**Description of the task**
Gather every line of the entries that includes the word "abatement".
# Start of Dataset content
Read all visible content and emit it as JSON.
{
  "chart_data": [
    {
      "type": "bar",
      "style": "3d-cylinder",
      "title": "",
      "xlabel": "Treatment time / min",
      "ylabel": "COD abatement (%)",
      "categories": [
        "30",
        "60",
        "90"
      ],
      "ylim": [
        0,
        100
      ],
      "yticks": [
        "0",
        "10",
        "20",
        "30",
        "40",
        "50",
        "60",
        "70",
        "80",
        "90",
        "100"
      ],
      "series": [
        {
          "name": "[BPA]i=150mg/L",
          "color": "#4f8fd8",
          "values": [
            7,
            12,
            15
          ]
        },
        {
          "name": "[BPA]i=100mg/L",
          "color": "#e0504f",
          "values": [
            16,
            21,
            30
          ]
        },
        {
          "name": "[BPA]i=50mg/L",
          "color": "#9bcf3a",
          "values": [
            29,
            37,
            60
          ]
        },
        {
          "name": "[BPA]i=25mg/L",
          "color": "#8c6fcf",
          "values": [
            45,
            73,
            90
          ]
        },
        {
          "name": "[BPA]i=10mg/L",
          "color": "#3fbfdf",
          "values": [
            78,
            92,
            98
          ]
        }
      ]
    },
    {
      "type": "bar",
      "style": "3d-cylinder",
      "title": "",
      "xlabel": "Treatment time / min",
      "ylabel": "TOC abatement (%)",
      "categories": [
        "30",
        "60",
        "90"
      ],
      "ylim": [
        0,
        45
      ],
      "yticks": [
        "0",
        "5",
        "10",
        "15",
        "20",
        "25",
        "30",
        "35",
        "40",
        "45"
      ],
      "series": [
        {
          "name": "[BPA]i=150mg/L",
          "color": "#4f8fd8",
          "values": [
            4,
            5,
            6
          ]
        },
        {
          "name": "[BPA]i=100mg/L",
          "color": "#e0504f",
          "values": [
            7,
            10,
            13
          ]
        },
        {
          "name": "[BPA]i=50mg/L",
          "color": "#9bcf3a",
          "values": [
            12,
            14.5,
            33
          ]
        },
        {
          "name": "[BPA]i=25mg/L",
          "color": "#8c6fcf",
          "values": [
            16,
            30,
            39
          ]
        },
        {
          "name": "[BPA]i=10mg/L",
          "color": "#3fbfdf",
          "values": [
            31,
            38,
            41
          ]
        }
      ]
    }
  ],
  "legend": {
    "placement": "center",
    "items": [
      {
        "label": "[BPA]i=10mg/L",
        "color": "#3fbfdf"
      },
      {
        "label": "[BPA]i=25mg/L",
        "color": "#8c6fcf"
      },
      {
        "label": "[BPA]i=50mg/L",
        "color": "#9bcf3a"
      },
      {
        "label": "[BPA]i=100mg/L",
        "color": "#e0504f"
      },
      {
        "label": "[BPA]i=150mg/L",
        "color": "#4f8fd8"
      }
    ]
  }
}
# End of Dataset content
**Task response**
      "ylabel": "COD abatement (%)",
      "ylabel": "TOC abatement (%)",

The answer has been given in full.